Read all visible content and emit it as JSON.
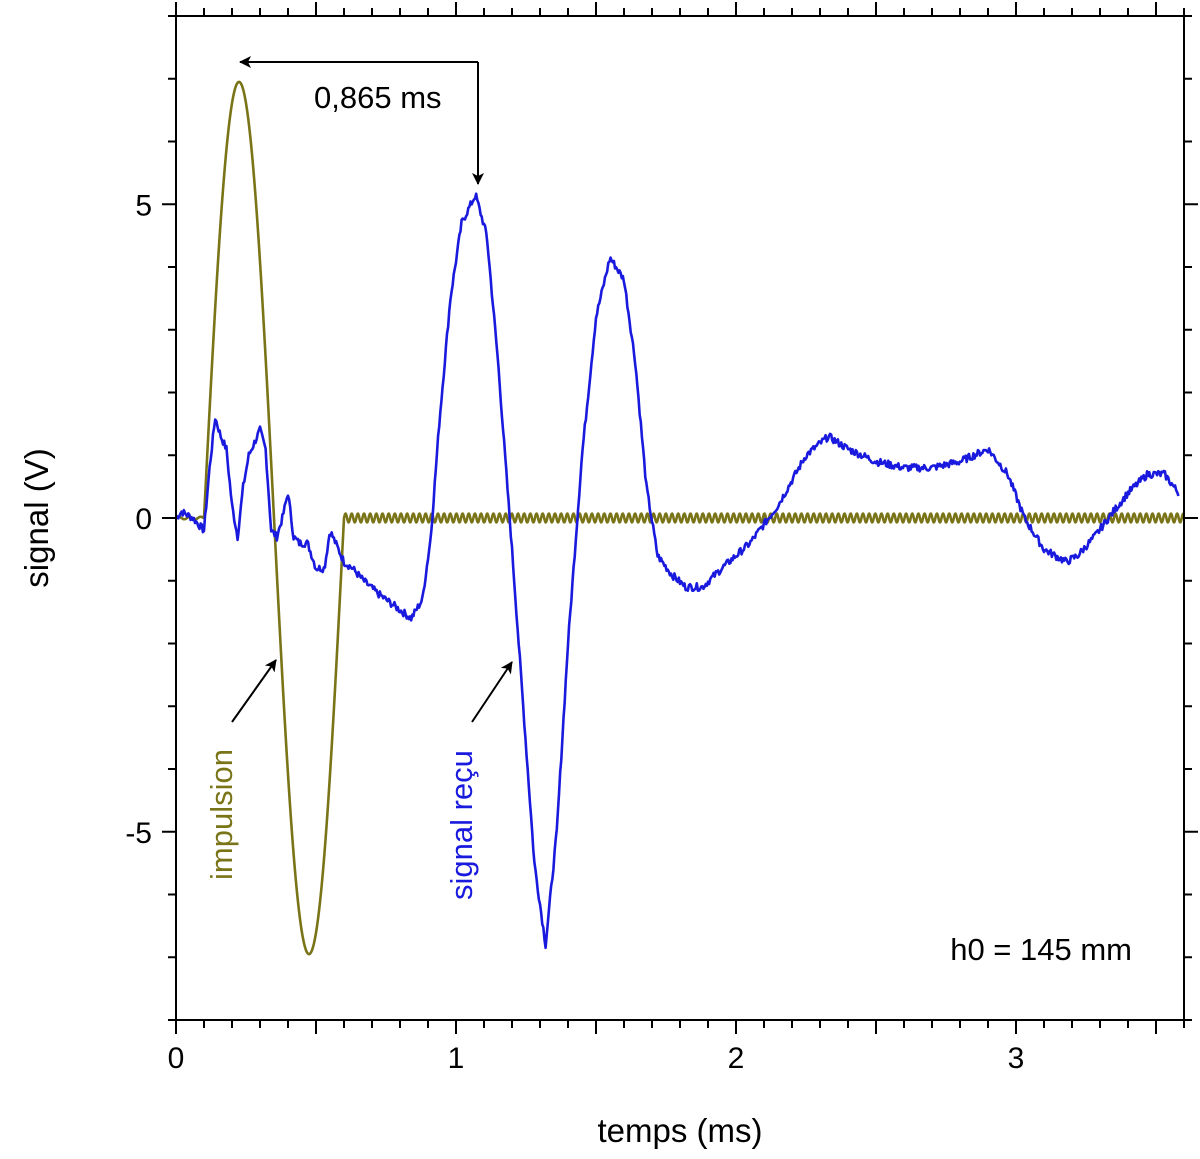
{
  "chart_data": {
    "type": "line",
    "xlabel": "temps (ms)",
    "ylabel": "signal (V)",
    "xlim": [
      0,
      3.6
    ],
    "ylim": [
      -8,
      8
    ],
    "x_ticks": [
      0,
      1,
      2,
      3
    ],
    "x_tick_labels": [
      "0",
      "1",
      "2",
      "3"
    ],
    "y_ticks": [
      -5,
      0,
      5
    ],
    "y_tick_labels": [
      "-5",
      "0",
      "5"
    ],
    "grid": false,
    "colors": {
      "impulsion": "#7a7418",
      "signal": "#1a1adf",
      "axis": "#000000"
    },
    "series": [
      {
        "name": "impulsion",
        "color": "#7a7418",
        "description_points": {
          "x": [
            0,
            0.1,
            0.22,
            0.35,
            0.47,
            0.6,
            3.6
          ],
          "y": [
            0,
            0,
            6.95,
            0,
            -6.95,
            0,
            0
          ]
        }
      },
      {
        "name": "signal reçu",
        "color": "#1a1adf",
        "x": [
          0,
          0.02,
          0.06,
          0.08,
          0.1,
          0.12,
          0.14,
          0.16,
          0.18,
          0.2,
          0.22,
          0.24,
          0.26,
          0.28,
          0.3,
          0.32,
          0.34,
          0.36,
          0.38,
          0.4,
          0.42,
          0.44,
          0.47,
          0.5,
          0.53,
          0.55,
          0.57,
          0.6,
          0.63,
          0.67,
          0.72,
          0.78,
          0.84,
          0.88,
          0.91,
          0.94,
          0.98,
          1.02,
          1.07,
          1.11,
          1.15,
          1.2,
          1.24,
          1.28,
          1.32,
          1.36,
          1.4,
          1.45,
          1.5,
          1.55,
          1.6,
          1.64,
          1.68,
          1.72,
          1.77,
          1.82,
          1.88,
          1.95,
          2.05,
          2.15,
          2.25,
          2.33,
          2.4,
          2.5,
          2.6,
          2.7,
          2.8,
          2.9,
          2.97,
          3.03,
          3.1,
          3.18,
          3.22,
          3.28,
          3.33,
          3.4,
          3.47,
          3.53,
          3.58
        ],
        "y": [
          0,
          0.1,
          0.0,
          -0.1,
          -0.2,
          0.8,
          1.6,
          1.3,
          1.1,
          0.2,
          -0.3,
          0.5,
          1.0,
          1.2,
          1.4,
          1.1,
          -0.2,
          -0.3,
          0.0,
          0.4,
          -0.3,
          -0.4,
          -0.4,
          -0.8,
          -0.8,
          -0.2,
          -0.4,
          -0.7,
          -0.8,
          -1.0,
          -1.2,
          -1.4,
          -1.6,
          -1.3,
          -0.3,
          1.5,
          3.5,
          4.7,
          5.15,
          4.5,
          2.5,
          -0.5,
          -3.0,
          -5.5,
          -6.8,
          -5.0,
          -2.0,
          1.0,
          3.2,
          4.15,
          3.8,
          2.5,
          0.5,
          -0.6,
          -0.9,
          -1.1,
          -1.1,
          -0.8,
          -0.4,
          0.2,
          1.0,
          1.3,
          1.1,
          0.9,
          0.8,
          0.8,
          0.9,
          1.1,
          0.7,
          0.0,
          -0.5,
          -0.7,
          -0.6,
          -0.3,
          0.0,
          0.4,
          0.7,
          0.7,
          0.4
        ]
      }
    ],
    "annotations": [
      {
        "id": "delay",
        "text": "0,865 ms"
      },
      {
        "id": "impulsion-label",
        "text": "impulsion"
      },
      {
        "id": "signal-label",
        "text": "signal reçu"
      },
      {
        "id": "h0-label",
        "text": "h0 = 145 mm"
      }
    ]
  }
}
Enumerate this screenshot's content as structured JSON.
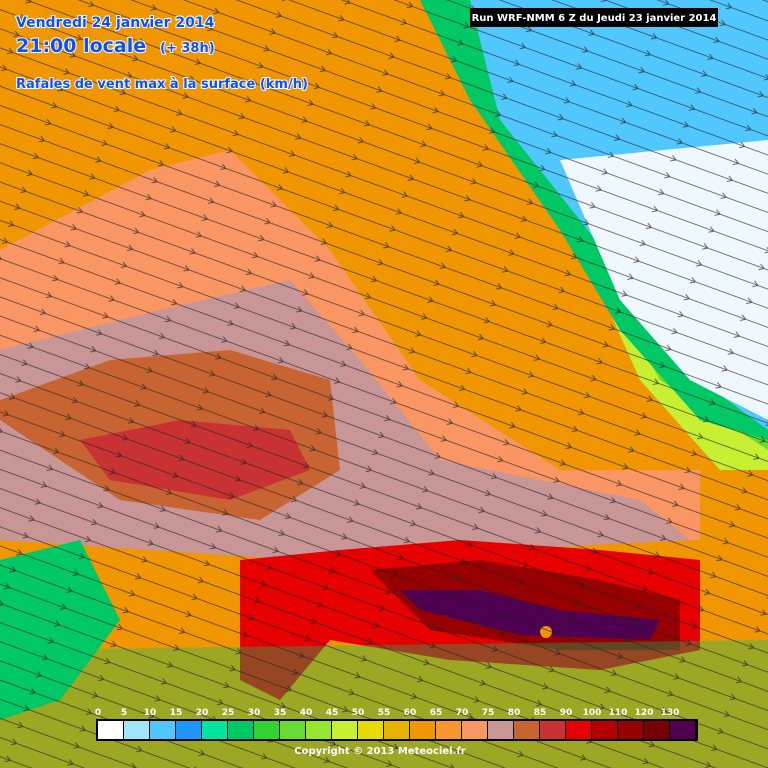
{
  "header": {
    "date": "Vendredi 24 janvier 2014",
    "time": "21:00 locale",
    "lead": "(+ 38h)",
    "field": "Rafales de vent max à la surface (km/h)",
    "run": "Run WRF-NMM 6 Z du Jeudi 23 janvier 2014"
  },
  "legend": {
    "ticks": [
      0,
      5,
      10,
      15,
      20,
      25,
      30,
      35,
      40,
      45,
      50,
      55,
      60,
      65,
      70,
      75,
      80,
      85,
      90,
      100,
      110,
      120,
      130
    ],
    "colors": [
      "#ffffff",
      "#a0e6ff",
      "#50c8ff",
      "#1e96ff",
      "#00e6a0",
      "#00c864",
      "#32d232",
      "#64dc32",
      "#96e632",
      "#c8f032",
      "#e6dc00",
      "#e6b400",
      "#f09600",
      "#fa9632",
      "#fa9664",
      "#c89696",
      "#c86432",
      "#c83232",
      "#e60000",
      "#b40000",
      "#960000",
      "#780000",
      "#500050"
    ]
  },
  "copyright": "Copyright © 2013 Meteociel.fr"
}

→ **The request**: Leave out the pictures and retype every line above exactly.

→ **The reply**:
Read all visible content and emit it as JSON.
{
  "chart_data": {
    "type": "line",
    "xlabel": "temps (ms)",
    "ylabel": "signal (V)",
    "xlim": [
      0,
      3.6
    ],
    "ylim": [
      -8,
      8
    ],
    "x_ticks": [
      0,
      1,
      2,
      3
    ],
    "x_tick_labels": [
      "0",
      "1",
      "2",
      "3"
    ],
    "y_ticks": [
      -5,
      0,
      5
    ],
    "y_tick_labels": [
      "-5",
      "0",
      "5"
    ],
    "grid": false,
    "colors": {
      "impulsion": "#7a7418",
      "signal": "#1a1adf",
      "axis": "#000000"
    },
    "series": [
      {
        "name": "impulsion",
        "color": "#7a7418",
        "description_points": {
          "x": [
            0,
            0.1,
            0.22,
            0.35,
            0.47,
            0.6,
            3.6
          ],
          "y": [
            0,
            0,
            6.95,
            0,
            -6.95,
            0,
            0
          ]
        }
      },
      {
        "name": "signal reçu",
        "color": "#1a1adf",
        "x": [
          0,
          0.02,
          0.06,
          0.08,
          0.1,
          0.12,
          0.14,
          0.16,
          0.18,
          0.2,
          0.22,
          0.24,
          0.26,
          0.28,
          0.3,
          0.32,
          0.34,
          0.36,
          0.38,
          0.4,
          0.42,
          0.44,
          0.47,
          0.5,
          0.53,
          0.55,
          0.57,
          0.6,
          0.63,
          0.67,
          0.72,
          0.78,
          0.84,
          0.88,
          0.91,
          0.94,
          0.98,
          1.02,
          1.07,
          1.11,
          1.15,
          1.2,
          1.24,
          1.28,
          1.32,
          1.36,
          1.4,
          1.45,
          1.5,
          1.55,
          1.6,
          1.64,
          1.68,
          1.72,
          1.77,
          1.82,
          1.88,
          1.95,
          2.05,
          2.15,
          2.25,
          2.33,
          2.4,
          2.5,
          2.6,
          2.7,
          2.8,
          2.9,
          2.97,
          3.03,
          3.1,
          3.18,
          3.22,
          3.28,
          3.33,
          3.4,
          3.47,
          3.53,
          3.58
        ],
        "y": [
          0,
          0.1,
          0.0,
          -0.1,
          -0.2,
          0.8,
          1.6,
          1.3,
          1.1,
          0.2,
          -0.3,
          0.5,
          1.0,
          1.2,
          1.4,
          1.1,
          -0.2,
          -0.3,
          0.0,
          0.4,
          -0.3,
          -0.4,
          -0.4,
          -0.8,
          -0.8,
          -0.2,
          -0.4,
          -0.7,
          -0.8,
          -1.0,
          -1.2,
          -1.4,
          -1.6,
          -1.3,
          -0.3,
          1.5,
          3.5,
          4.7,
          5.15,
          4.5,
          2.5,
          -0.5,
          -3.0,
          -5.5,
          -6.8,
          -5.0,
          -2.0,
          1.0,
          3.2,
          4.15,
          3.8,
          2.5,
          0.5,
          -0.6,
          -0.9,
          -1.1,
          -1.1,
          -0.8,
          -0.4,
          0.2,
          1.0,
          1.3,
          1.1,
          0.9,
          0.8,
          0.8,
          0.9,
          1.1,
          0.7,
          0.0,
          -0.5,
          -0.7,
          -0.6,
          -0.3,
          0.0,
          0.4,
          0.7,
          0.7,
          0.4
        ]
      }
    ],
    "annotations": [
      {
        "id": "delay",
        "text": "0,865 ms"
      },
      {
        "id": "impulsion-label",
        "text": "impulsion"
      },
      {
        "id": "signal-label",
        "text": "signal reçu"
      },
      {
        "id": "h0-label",
        "text": "h0 = 145 mm"
      }
    ]
  }
}
Enumerate this screenshot's content as structured JSON.
{
  "header": {
    "date": "Vendredi 24 janvier 2014",
    "time": "21:00 locale",
    "lead": "(+ 38h)",
    "field": "Rafales de vent max à la surface (km/h)",
    "run": "Run WRF-NMM 6 Z du Jeudi 23 janvier 2014"
  },
  "legend": {
    "ticks": [
      0,
      5,
      10,
      15,
      20,
      25,
      30,
      35,
      40,
      45,
      50,
      55,
      60,
      65,
      70,
      75,
      80,
      85,
      90,
      100,
      110,
      120,
      130
    ],
    "colors": [
      "#ffffff",
      "#a0e6ff",
      "#50c8ff",
      "#1e96ff",
      "#00e6a0",
      "#00c864",
      "#32d232",
      "#64dc32",
      "#96e632",
      "#c8f032",
      "#e6dc00",
      "#e6b400",
      "#f09600",
      "#fa9632",
      "#fa9664",
      "#c89696",
      "#c86432",
      "#c83232",
      "#e60000",
      "#b40000",
      "#960000",
      "#780000",
      "#500050"
    ]
  },
  "copyright": "Copyright © 2013 Meteociel.fr"
}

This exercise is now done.